##### EXCERPT PROVIDED #####

“The Way Forward”

Anissa Ljanta, Samoa

Creators of Justice Award 2022 | Second Prize: Essay

Anissa Ljanta is a not-for-profit professional. A change agent on a good day. She grew up in Samoa and Tamaki Makaurau and has a long history of social change work internationally. A highlight was being cut out of a kryptonite bicycle lock securing her to COP1 Climate Conference delegate's bus and sharing a holding cell with Aniko Jones, one of the Greenham Common women. Now based back in her birth country Aotearoa, Anissa is currently Lead for the Digital Equity Coalition Aotearoa (DECA). Queer and neurodivergent, she claimed the word outlier when she was eight. Writing is how she makes sense of the world. 


 THE WAY FORWARD

The dream for many is a better world. One where humans care for each other, have a sense of where they stand in the lines of blood and belonging and have a deep connection to the land and sky and the waters that bridge them. To have all aspects of oneself nurtured into well-being - spirit, mind, body and family.

I hear variations of this utopian dream from those wanting to build intentional community, town planners talking about sustainable city design, community organisers, writers, parents wanting a better future for their kids, unionists, health workers – all sorts of people. They are often surprised to hear that their vision is already framed in Te Ao Māori.

##### ENTRIES PROVIDED #####

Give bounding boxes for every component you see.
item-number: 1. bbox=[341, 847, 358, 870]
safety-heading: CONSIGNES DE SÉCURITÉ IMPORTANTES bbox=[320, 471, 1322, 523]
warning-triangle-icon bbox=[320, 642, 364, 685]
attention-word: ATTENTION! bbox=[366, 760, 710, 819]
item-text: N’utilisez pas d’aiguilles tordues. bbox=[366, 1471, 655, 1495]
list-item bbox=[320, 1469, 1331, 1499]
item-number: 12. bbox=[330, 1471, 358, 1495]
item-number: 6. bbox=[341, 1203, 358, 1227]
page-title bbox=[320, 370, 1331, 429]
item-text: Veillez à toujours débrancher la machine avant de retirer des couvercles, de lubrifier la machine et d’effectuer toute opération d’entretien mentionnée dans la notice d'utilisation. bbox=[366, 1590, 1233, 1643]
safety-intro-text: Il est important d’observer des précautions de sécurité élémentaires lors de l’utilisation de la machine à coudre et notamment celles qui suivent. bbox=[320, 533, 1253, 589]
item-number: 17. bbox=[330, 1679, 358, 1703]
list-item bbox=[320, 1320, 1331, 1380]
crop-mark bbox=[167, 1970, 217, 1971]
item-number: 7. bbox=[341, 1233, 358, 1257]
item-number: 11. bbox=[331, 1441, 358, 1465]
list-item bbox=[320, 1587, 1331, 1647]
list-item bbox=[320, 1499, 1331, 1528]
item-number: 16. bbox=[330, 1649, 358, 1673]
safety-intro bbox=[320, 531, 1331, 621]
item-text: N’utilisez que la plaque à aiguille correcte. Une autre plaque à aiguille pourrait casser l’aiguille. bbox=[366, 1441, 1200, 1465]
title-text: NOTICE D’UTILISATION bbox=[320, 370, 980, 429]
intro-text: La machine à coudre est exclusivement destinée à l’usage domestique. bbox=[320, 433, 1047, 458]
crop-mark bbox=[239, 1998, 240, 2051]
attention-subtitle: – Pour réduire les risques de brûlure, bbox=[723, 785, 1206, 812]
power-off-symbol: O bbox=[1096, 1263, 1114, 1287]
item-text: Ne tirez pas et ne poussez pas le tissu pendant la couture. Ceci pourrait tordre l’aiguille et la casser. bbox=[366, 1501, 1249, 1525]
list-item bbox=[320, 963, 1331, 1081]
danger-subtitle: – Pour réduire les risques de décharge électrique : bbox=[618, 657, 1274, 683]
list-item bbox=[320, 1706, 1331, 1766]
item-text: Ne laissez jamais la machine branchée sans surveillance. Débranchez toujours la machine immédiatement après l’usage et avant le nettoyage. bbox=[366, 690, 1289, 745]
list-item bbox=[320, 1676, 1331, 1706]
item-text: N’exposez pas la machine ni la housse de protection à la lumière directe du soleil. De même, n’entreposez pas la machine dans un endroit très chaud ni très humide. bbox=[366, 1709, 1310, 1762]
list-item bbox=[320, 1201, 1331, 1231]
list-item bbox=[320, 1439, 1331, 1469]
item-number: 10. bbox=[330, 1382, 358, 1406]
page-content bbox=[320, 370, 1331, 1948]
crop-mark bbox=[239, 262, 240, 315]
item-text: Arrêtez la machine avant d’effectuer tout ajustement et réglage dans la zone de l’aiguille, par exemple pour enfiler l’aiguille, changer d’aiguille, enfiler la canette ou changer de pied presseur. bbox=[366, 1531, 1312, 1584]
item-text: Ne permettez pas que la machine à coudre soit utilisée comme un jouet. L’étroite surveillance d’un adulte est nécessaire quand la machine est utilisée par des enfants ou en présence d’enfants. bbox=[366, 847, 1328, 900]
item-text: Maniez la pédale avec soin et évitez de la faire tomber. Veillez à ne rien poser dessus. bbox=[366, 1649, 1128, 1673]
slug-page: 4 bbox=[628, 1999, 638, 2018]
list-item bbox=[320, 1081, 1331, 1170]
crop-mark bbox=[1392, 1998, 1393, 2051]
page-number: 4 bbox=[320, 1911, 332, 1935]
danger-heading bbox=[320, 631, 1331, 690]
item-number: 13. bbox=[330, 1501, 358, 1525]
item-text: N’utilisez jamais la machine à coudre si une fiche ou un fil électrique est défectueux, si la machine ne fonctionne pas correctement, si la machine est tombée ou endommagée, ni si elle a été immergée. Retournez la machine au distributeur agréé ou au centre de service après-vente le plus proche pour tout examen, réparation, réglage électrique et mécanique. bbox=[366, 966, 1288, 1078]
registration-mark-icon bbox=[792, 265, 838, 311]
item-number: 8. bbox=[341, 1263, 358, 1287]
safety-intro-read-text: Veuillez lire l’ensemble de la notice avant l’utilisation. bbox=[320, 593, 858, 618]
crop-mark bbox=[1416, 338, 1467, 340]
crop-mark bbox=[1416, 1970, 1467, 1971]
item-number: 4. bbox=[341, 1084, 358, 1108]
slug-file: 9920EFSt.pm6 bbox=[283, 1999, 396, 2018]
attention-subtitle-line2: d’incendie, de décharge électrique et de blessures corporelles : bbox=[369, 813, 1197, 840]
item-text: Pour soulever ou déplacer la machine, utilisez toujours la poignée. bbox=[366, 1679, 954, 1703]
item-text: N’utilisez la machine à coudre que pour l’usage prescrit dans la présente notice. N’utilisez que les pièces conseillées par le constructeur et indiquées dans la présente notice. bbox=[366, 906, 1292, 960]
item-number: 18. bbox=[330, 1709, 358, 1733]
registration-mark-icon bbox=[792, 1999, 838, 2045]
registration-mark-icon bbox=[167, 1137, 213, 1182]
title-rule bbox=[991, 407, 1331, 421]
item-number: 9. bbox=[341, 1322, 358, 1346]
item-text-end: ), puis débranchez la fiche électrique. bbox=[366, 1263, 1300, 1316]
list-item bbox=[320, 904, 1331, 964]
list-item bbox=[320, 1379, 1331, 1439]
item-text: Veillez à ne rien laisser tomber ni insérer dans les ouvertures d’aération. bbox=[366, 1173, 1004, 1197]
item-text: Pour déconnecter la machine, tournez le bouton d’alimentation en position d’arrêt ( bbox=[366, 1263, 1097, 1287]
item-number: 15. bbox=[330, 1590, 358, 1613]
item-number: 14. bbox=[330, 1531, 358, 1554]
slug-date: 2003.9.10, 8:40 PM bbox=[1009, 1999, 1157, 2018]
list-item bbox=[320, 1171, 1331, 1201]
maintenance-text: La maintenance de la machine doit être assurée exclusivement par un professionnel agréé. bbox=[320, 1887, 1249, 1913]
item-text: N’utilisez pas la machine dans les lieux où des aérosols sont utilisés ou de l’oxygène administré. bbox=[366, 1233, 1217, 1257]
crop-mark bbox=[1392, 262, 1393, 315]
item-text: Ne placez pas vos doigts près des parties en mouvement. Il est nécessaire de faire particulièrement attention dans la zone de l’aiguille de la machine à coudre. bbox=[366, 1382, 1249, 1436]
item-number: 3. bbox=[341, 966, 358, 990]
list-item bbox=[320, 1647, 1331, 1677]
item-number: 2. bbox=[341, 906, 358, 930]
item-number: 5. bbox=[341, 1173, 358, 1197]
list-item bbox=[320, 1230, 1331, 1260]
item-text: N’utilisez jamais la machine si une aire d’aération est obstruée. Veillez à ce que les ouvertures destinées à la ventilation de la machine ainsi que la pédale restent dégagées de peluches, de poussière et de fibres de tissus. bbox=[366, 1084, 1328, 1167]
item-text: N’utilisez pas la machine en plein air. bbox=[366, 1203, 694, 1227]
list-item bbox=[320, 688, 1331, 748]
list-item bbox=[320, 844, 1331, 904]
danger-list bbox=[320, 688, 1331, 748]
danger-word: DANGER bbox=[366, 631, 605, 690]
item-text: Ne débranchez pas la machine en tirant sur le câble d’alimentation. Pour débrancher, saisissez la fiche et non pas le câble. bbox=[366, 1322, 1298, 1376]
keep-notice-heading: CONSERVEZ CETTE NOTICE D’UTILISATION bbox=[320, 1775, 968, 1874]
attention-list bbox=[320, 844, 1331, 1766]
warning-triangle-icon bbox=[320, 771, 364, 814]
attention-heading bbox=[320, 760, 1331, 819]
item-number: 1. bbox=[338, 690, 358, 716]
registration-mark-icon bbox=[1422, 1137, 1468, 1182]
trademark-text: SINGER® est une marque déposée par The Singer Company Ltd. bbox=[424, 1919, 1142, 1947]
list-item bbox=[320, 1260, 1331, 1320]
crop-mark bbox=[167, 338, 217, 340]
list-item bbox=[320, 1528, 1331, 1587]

#####
##### ENTRIES PROVIDED #####

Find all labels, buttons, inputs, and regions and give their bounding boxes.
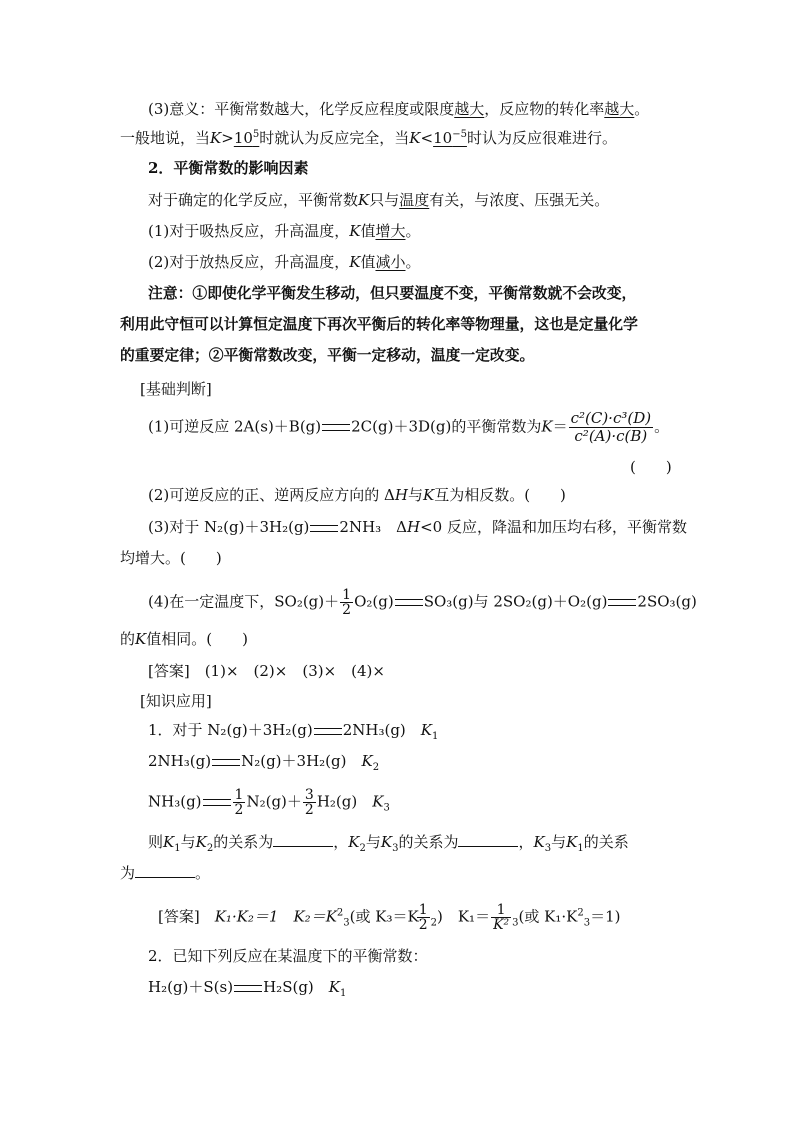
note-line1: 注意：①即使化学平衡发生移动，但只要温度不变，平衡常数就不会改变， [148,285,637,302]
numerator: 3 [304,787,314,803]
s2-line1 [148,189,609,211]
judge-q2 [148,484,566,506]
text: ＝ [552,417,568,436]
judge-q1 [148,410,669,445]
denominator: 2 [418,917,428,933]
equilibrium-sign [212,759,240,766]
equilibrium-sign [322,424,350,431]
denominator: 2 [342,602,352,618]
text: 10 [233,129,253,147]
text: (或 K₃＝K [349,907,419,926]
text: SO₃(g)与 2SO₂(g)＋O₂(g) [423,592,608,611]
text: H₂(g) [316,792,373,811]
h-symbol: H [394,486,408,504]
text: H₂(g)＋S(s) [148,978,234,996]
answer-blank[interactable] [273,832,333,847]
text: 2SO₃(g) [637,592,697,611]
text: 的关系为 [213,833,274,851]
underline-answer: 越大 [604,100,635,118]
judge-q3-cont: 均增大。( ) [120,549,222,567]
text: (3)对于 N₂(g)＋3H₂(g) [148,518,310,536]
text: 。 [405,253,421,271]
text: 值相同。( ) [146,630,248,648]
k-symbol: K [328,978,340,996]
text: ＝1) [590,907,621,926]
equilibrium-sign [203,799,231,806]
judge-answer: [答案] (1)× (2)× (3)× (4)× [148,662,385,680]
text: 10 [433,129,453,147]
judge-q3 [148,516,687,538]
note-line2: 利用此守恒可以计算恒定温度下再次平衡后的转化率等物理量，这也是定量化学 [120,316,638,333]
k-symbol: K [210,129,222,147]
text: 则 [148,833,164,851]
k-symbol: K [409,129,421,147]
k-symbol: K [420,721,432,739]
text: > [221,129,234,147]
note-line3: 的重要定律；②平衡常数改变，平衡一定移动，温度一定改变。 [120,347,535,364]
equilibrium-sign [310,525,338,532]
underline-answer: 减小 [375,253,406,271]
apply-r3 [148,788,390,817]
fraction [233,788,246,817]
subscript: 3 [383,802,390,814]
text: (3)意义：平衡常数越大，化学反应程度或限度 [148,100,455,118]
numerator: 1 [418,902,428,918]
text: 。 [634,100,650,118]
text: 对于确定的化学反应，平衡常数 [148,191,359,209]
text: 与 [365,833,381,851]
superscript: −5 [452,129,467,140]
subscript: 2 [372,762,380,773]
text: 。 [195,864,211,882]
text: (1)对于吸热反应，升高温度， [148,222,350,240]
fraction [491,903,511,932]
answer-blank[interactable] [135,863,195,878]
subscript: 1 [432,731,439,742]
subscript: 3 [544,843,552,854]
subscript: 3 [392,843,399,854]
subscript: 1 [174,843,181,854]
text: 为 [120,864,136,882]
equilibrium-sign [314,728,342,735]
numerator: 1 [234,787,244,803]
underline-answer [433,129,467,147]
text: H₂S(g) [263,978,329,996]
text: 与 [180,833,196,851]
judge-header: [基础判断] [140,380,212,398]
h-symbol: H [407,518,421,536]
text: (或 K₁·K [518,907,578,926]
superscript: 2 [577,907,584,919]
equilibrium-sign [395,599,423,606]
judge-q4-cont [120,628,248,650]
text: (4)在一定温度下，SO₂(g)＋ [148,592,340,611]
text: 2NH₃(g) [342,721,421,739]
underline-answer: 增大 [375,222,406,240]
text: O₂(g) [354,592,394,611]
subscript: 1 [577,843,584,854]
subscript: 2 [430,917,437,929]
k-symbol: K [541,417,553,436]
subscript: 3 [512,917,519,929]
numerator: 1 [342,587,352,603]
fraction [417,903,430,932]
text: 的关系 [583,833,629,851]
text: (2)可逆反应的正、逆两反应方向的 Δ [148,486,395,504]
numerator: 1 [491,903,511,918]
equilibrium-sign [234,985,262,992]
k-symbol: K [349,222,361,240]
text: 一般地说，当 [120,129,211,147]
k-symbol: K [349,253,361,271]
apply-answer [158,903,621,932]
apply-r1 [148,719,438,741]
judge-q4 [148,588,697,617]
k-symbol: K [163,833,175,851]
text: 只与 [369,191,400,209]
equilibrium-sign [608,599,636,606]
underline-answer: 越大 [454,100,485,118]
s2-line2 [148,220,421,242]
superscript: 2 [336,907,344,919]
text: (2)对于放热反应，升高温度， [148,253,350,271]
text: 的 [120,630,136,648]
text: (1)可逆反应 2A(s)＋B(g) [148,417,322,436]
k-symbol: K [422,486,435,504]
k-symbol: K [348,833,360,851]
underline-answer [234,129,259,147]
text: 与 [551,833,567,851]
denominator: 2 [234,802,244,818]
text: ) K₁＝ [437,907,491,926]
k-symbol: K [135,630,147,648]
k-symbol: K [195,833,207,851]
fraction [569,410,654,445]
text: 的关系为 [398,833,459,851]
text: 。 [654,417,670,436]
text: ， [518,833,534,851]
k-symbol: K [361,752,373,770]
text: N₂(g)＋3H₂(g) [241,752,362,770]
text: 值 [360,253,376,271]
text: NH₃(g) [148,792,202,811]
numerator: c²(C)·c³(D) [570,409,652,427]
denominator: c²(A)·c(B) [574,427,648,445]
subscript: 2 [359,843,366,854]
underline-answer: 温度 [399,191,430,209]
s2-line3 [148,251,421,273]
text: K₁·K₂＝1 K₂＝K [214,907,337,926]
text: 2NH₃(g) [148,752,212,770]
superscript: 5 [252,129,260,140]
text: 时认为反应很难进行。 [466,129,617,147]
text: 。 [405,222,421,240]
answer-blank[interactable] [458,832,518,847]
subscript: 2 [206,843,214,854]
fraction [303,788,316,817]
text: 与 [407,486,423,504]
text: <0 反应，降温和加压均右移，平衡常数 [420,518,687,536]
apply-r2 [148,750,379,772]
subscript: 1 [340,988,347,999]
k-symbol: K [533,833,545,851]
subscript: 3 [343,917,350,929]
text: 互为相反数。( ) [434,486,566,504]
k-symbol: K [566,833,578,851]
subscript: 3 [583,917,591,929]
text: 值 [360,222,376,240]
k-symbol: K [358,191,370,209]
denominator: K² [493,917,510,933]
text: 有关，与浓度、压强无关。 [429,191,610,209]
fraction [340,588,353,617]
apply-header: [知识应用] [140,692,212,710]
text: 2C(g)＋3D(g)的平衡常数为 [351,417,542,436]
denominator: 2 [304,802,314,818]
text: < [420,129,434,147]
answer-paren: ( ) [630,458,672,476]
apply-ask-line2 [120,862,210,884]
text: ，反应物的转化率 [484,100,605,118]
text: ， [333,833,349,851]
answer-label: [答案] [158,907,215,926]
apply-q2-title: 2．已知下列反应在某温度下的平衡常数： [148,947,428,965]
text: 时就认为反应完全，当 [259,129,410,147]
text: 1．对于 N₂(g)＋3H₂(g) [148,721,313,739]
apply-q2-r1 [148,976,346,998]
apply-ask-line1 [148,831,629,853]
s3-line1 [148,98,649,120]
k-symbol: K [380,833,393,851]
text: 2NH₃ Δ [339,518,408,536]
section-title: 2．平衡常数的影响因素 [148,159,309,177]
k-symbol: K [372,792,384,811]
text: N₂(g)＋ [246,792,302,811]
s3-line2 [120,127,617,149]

#####

SHORT TASK 1:
According to the "The Way Forward" excerpt, what role does Anissa Ljanta currently hold?
SHORT TASK 2:
Reproduce the part of the "The Way Forward" excerpt between "Anissa Ljanta is" and "of the world.", inclusive.

OUTPUT 1:
She is Lead for the Digital Equity Coalition Aotearoa (DECA).

OUTPUT 2:
Anissa Ljanta is a not-for-profit professional. A change agent on a good day. She grew up in Samoa and Tamaki Makaurau and has a long history of social change work internationally. A highlight was being cut out of a kryptonite bicycle lock securing her to COP1 Climate Conference delegate's bus and sharing a holding cell with Aniko Jones, one of the Greenham Common women. Now based back in her birth country Aotearoa, Anissa is currently Lead for the Digital Equity Coalition Aotearoa (DECA). Queer and neurodivergent, she claimed the word outlier when she was eight. Writing is how she makes sense of the world.